### DIRECTIONS FOR THIS TASK
The entries below are to be repeated exactly as they stand.

### RECORDS TO PROCESS
####################
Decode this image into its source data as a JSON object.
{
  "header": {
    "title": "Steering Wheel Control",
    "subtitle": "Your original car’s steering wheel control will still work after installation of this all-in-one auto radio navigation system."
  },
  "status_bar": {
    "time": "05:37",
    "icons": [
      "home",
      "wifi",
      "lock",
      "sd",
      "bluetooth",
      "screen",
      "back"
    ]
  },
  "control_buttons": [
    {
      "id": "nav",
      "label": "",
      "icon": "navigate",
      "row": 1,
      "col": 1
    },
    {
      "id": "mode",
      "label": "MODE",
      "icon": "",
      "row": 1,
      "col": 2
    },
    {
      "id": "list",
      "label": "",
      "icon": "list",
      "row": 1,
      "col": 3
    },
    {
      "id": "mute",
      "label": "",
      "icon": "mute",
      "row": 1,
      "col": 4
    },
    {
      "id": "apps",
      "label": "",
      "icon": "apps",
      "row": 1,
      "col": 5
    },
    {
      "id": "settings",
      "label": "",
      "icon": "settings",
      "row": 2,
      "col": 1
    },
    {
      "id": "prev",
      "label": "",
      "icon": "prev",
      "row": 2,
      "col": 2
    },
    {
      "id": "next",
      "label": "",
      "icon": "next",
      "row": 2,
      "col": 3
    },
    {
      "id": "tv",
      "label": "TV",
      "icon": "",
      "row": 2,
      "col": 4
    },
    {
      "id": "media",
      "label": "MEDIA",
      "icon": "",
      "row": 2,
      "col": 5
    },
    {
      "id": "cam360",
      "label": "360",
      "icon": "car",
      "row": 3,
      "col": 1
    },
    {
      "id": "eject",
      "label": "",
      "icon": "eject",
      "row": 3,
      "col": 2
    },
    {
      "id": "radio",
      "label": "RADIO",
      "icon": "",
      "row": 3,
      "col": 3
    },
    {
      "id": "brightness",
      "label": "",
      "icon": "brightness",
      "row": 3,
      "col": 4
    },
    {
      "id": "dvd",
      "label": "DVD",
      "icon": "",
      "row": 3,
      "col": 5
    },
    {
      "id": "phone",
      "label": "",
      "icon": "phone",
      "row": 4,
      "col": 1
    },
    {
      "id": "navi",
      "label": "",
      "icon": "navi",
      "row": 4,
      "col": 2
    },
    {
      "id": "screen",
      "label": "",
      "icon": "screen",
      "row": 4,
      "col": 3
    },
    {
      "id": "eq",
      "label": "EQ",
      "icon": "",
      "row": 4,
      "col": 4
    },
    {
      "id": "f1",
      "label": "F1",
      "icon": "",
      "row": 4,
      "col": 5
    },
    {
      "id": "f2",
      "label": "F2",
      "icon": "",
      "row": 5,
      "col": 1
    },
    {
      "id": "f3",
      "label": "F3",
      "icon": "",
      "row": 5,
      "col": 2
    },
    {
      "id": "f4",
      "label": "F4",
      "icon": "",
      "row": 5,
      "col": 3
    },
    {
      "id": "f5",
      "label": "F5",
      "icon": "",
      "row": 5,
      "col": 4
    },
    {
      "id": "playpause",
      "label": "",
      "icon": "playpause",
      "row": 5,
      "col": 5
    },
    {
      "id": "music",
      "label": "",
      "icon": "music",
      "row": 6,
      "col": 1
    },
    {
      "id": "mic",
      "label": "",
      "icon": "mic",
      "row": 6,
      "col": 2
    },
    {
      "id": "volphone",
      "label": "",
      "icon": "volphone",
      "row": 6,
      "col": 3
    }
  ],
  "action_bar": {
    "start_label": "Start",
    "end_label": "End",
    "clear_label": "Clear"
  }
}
####################
### EXERCISE ANSWER
Decode this image into its source data as a JSON object.
{
  "header": {
    "title": "Steering Wheel Control",
    "subtitle": "Your original car’s steering wheel control will still work after installation of this all-in-one auto radio navigation system."
  },
  "status_bar": {
    "time": "05:37",
    "icons": [
      "home",
      "wifi",
      "lock",
      "sd",
      "bluetooth",
      "screen",
      "back"
    ]
  },
  "control_buttons": [
    {
      "id": "nav",
      "label": "",
      "icon": "navigate",
      "row": 1,
      "col": 1
    },
    {
      "id": "mode",
      "label": "MODE",
      "icon": "",
      "row": 1,
      "col": 2
    },
    {
      "id": "list",
      "label": "",
      "icon": "list",
      "row": 1,
      "col": 3
    },
    {
      "id": "mute",
      "label": "",
      "icon": "mute",
      "row": 1,
      "col": 4
    },
    {
      "id": "apps",
      "label": "",
      "icon": "apps",
      "row": 1,
      "col": 5
    },
    {
      "id": "settings",
      "label": "",
      "icon": "settings",
      "row": 2,
      "col": 1
    },
    {
      "id": "prev",
      "label": "",
      "icon": "prev",
      "row": 2,
      "col": 2
    },
    {
      "id": "next",
      "label": "",
      "icon": "next",
      "row": 2,
      "col": 3
    },
    {
      "id": "tv",
      "label": "TV",
      "icon": "",
      "row": 2,
      "col": 4
    },
    {
      "id": "media",
      "label": "MEDIA",
      "icon": "",
      "row": 2,
      "col": 5
    },
    {
      "id": "cam360",
      "label": "360",
      "icon": "car",
      "row": 3,
      "col": 1
    },
    {
      "id": "eject",
      "label": "",
      "icon": "eject",
      "row": 3,
      "col": 2
    },
    {
      "id": "radio",
      "label": "RADIO",
      "icon": "",
      "row": 3,
      "col": 3
    },
    {
      "id": "brightness",
      "label": "",
      "icon": "brightness",
      "row": 3,
      "col": 4
    },
    {
      "id": "dvd",
      "label": "DVD",
      "icon": "",
      "row": 3,
      "col": 5
    },
    {
      "id": "phone",
      "label": "",
      "icon": "phone",
      "row": 4,
      "col": 1
    },
    {
      "id": "navi",
      "label": "",
      "icon": "navi",
      "row": 4,
      "col": 2
    },
    {
      "id": "screen",
      "label": "",
      "icon": "screen",
      "row": 4,
      "col": 3
    },
    {
      "id": "eq",
      "label": "EQ",
      "icon": "",
      "row": 4,
      "col": 4
    },
    {
      "id": "f1",
      "label": "F1",
      "icon": "",
      "row": 4,
      "col": 5
    },
    {
      "id": "f2",
      "label": "F2",
      "icon": "",
      "row": 5,
      "col": 1
    },
    {
      "id": "f3",
      "label": "F3",
      "icon": "",
      "row": 5,
      "col": 2
    },
    {
      "id": "f4",
      "label": "F4",
      "icon": "",
      "row": 5,
      "col": 3
    },
    {
      "id": "f5",
      "label": "F5",
      "icon": "",
      "row": 5,
      "col": 4
    },
    {
      "id": "playpause",
      "label": "",
      "icon": "playpause",
      "row": 5,
      "col": 5
    },
    {
      "id": "music",
      "label": "",
      "icon": "music",
      "row": 6,
      "col": 1
    },
    {
      "id": "mic",
      "label": "",
      "icon": "mic",
      "row": 6,
      "col": 2
    },
    {
      "id": "volphone",
      "label": "",
      "icon": "volphone",
      "row": 6,
      "col": 3
    }
  ],
  "action_bar": {
    "start_label": "Start",
    "end_label": "End",
    "clear_label": "Clear"
  }
}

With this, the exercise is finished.